Exercise details: Your task is to copy the material exactly.

Task data:
— BEGIN —

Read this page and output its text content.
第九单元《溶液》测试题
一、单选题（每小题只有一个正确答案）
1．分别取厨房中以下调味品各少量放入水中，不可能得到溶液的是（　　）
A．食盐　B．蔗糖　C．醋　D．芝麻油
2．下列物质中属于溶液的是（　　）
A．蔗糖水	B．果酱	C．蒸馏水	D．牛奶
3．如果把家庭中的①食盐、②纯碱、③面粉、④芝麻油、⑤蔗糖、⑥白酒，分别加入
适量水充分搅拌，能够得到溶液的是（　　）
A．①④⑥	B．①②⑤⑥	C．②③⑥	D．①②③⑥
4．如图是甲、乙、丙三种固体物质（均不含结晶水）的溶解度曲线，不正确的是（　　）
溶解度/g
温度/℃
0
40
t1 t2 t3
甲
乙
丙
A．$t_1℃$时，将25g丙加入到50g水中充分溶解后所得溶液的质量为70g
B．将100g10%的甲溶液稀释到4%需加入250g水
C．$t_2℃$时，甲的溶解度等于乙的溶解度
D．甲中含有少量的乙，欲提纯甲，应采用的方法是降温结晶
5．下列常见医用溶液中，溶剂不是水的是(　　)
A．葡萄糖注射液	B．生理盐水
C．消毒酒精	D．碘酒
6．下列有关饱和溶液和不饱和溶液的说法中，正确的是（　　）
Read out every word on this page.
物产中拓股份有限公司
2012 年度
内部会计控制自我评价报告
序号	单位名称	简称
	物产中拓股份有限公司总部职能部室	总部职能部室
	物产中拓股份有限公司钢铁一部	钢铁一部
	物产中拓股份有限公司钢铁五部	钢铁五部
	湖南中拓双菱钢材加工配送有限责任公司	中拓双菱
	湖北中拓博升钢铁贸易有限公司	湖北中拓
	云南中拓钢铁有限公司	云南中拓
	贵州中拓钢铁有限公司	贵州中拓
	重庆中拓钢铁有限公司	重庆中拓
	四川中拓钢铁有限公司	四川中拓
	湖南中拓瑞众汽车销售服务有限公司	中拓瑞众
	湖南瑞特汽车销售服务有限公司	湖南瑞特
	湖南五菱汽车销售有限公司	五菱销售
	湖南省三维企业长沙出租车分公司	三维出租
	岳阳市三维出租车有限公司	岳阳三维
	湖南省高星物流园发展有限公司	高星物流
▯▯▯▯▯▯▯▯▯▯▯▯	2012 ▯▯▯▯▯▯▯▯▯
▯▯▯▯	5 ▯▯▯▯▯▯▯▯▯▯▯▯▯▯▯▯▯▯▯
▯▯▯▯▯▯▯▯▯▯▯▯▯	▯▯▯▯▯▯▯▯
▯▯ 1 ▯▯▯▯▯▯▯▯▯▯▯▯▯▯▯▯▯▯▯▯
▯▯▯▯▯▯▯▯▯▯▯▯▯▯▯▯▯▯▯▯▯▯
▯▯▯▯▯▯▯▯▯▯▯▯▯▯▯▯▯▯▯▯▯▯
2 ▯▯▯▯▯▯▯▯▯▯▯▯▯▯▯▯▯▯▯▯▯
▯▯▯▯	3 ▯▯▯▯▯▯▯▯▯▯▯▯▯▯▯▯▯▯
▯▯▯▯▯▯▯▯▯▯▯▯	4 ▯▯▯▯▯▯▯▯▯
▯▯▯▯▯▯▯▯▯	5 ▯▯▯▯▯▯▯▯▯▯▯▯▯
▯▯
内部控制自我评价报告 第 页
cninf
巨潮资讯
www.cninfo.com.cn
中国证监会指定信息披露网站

— END —

In response:
Read this page and output its text content.
第九单元《溶液》测试题
一、单选题（每小题只有一个正确答案）
1．分别取厨房中以下调味品各少量放入水中，不可能得到溶液的是（　　）
A．食盐　B．蔗糖　C．醋　D．芝麻油
2．下列物质中属于溶液的是（　　）
A．蔗糖水	B．果酱	C．蒸馏水	D．牛奶
3．如果把家庭中的①食盐、②纯碱、③面粉、④芝麻油、⑤蔗糖、⑥白酒，分别加入
适量水充分搅拌，能够得到溶液的是（　　）
A．①④⑥	B．①②⑤⑥	C．②③⑥	D．①②③⑥
4．如图是甲、乙、丙三种固体物质（均不含结晶水）的溶解度曲线，不正确的是（　　）
溶解度/g
温度/℃
0
40
t1 t2 t3
甲
乙
丙
A．$t_1℃$时，将25g丙加入到50g水中充分溶解后所得溶液的质量为70g
B．将100g10%的甲溶液稀释到4%需加入250g水
C．$t_2℃$时，甲的溶解度等于乙的溶解度
D．甲中含有少量的乙，欲提纯甲，应采用的方法是降温结晶
5．下列常见医用溶液中，溶剂不是水的是(　　)
A．葡萄糖注射液	B．生理盐水
C．消毒酒精	D．碘酒
6．下列有关饱和溶液和不饱和溶液的说法中，正确的是（　　）
Read out every word on this page.
物产中拓股份有限公司
2012 年度
内部会计控制自我评价报告
序号	单位名称	简称
	物产中拓股份有限公司总部职能部室	总部职能部室
	物产中拓股份有限公司钢铁一部	钢铁一部
	物产中拓股份有限公司钢铁五部	钢铁五部
	湖南中拓双菱钢材加工配送有限责任公司	中拓双菱
	湖北中拓博升钢铁贸易有限公司	湖北中拓
	云南中拓钢铁有限公司	云南中拓
	贵州中拓钢铁有限公司	贵州中拓
	重庆中拓钢铁有限公司	重庆中拓
	四川中拓钢铁有限公司	四川中拓
	湖南中拓瑞众汽车销售服务有限公司	中拓瑞众
	湖南瑞特汽车销售服务有限公司	湖南瑞特
	湖南五菱汽车销售有限公司	五菱销售
	湖南省三维企业长沙出租车分公司	三维出租
	岳阳市三维出租车有限公司	岳阳三维
	湖南省高星物流园发展有限公司	高星物流
▯▯▯▯▯▯▯▯▯▯▯▯	2012 ▯▯▯▯▯▯▯▯▯
▯▯▯▯	5 ▯▯▯▯▯▯▯▯▯▯▯▯▯▯▯▯▯▯▯
▯▯▯▯▯▯▯▯▯▯▯▯▯	▯▯▯▯▯▯▯▯
▯▯ 1 ▯▯▯▯▯▯▯▯▯▯▯▯▯▯▯▯▯▯▯▯
▯▯▯▯▯▯▯▯▯▯▯▯▯▯▯▯▯▯▯▯▯▯
▯▯▯▯▯▯▯▯▯▯▯▯▯▯▯▯▯▯▯▯▯▯
2 ▯▯▯▯▯▯▯▯▯▯▯▯▯▯▯▯▯▯▯▯▯
▯▯▯▯	3 ▯▯▯▯▯▯▯▯▯▯▯▯▯▯▯▯▯▯
▯▯▯▯▯▯▯▯▯▯▯▯	4 ▯▯▯▯▯▯▯▯▯
▯▯▯▯▯▯▯▯▯	5 ▯▯▯▯▯▯▯▯▯▯▯▯▯
▯▯
内部控制自我评价报告 第 页
cninf
巨潮资讯
www.cninfo.com.cn
中国证监会指定信息披露网站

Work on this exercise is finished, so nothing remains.